[START OF Records for this task]

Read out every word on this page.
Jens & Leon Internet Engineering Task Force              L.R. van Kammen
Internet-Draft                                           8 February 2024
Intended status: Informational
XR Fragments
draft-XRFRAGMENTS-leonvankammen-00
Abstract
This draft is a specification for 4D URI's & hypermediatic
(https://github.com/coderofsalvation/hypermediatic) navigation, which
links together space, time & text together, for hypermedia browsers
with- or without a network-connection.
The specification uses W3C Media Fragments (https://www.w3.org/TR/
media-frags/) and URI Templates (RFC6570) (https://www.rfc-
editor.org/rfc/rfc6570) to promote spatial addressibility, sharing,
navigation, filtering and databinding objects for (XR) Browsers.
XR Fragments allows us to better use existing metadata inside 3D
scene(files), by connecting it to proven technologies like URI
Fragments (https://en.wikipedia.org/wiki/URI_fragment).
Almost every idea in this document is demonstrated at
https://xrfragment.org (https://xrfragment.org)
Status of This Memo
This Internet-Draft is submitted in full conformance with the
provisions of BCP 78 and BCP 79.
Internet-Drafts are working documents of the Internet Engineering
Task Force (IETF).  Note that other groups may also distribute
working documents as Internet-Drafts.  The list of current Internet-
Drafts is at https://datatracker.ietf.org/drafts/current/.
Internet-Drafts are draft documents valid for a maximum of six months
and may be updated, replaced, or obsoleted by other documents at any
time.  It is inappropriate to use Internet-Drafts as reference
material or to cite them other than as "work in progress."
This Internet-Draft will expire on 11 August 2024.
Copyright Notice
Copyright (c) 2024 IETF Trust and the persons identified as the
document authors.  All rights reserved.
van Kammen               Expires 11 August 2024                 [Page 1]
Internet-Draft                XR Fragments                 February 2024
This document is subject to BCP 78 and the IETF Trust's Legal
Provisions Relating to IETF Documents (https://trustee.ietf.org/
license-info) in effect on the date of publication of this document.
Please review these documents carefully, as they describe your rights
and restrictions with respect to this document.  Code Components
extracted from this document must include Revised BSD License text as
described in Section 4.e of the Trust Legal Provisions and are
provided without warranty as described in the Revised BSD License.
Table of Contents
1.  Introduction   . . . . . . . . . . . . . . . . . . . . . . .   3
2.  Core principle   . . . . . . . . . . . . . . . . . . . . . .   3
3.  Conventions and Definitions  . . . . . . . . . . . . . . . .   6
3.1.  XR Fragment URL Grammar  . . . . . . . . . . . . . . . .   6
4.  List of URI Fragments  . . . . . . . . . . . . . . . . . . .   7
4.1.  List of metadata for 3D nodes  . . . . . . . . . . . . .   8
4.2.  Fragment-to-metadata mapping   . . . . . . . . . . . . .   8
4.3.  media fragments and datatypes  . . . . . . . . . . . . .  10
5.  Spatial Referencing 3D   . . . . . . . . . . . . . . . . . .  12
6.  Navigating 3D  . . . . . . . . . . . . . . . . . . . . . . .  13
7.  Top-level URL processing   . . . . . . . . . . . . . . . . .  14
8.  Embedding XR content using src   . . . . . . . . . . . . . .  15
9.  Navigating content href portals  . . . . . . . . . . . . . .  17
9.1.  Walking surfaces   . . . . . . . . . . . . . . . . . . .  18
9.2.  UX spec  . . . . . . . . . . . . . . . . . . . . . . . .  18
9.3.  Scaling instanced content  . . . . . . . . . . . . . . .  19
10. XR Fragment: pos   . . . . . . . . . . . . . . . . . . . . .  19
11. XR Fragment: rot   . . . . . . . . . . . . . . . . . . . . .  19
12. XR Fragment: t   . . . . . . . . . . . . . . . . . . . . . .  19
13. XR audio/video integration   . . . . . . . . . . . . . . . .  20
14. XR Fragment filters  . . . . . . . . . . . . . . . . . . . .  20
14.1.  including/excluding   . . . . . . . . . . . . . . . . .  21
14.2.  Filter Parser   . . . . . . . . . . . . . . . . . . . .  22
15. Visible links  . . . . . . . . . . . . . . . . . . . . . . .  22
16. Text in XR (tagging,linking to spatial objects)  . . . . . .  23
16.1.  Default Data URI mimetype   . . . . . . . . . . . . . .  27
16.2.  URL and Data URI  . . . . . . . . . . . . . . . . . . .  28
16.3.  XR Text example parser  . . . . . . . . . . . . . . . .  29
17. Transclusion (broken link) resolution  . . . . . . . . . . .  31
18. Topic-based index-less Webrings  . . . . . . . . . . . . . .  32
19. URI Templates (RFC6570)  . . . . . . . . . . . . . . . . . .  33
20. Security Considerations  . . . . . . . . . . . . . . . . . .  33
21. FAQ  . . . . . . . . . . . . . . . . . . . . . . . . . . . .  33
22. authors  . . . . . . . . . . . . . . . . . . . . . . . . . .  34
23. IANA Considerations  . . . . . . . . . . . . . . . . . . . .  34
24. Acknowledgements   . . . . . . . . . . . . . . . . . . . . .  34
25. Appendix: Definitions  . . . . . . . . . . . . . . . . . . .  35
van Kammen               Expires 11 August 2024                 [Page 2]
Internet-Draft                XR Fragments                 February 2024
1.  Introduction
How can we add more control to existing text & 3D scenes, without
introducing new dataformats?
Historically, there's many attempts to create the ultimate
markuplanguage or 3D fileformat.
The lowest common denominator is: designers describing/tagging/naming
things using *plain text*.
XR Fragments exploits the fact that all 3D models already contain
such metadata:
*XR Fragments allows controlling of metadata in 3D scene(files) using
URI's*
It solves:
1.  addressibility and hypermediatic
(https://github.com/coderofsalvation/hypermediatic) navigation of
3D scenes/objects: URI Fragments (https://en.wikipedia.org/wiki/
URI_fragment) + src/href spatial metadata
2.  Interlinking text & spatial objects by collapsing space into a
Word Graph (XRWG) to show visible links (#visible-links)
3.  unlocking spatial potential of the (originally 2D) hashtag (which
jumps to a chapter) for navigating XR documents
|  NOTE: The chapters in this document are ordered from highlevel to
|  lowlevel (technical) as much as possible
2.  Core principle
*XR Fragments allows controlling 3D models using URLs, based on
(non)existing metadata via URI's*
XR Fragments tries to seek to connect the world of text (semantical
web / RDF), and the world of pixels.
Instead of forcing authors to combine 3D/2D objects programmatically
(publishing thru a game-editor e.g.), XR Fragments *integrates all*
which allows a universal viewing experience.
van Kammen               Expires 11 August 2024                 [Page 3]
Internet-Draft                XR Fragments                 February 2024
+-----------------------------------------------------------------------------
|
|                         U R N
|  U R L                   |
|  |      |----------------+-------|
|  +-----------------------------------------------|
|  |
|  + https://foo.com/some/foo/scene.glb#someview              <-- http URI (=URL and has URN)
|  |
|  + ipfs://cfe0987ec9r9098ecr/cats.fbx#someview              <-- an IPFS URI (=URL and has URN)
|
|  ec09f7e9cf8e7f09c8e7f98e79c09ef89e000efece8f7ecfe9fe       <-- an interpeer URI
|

[END OF Records for this task]

**Set exercise:** Search the entries for the string "which" and collect each line that has it.

**Reply:**
(https://github.com/coderofsalvation/hypermediatic) navigation, which
3.  unlocking spatial potential of the (originally 2D) hashtag (which
which allows a universal viewing experience.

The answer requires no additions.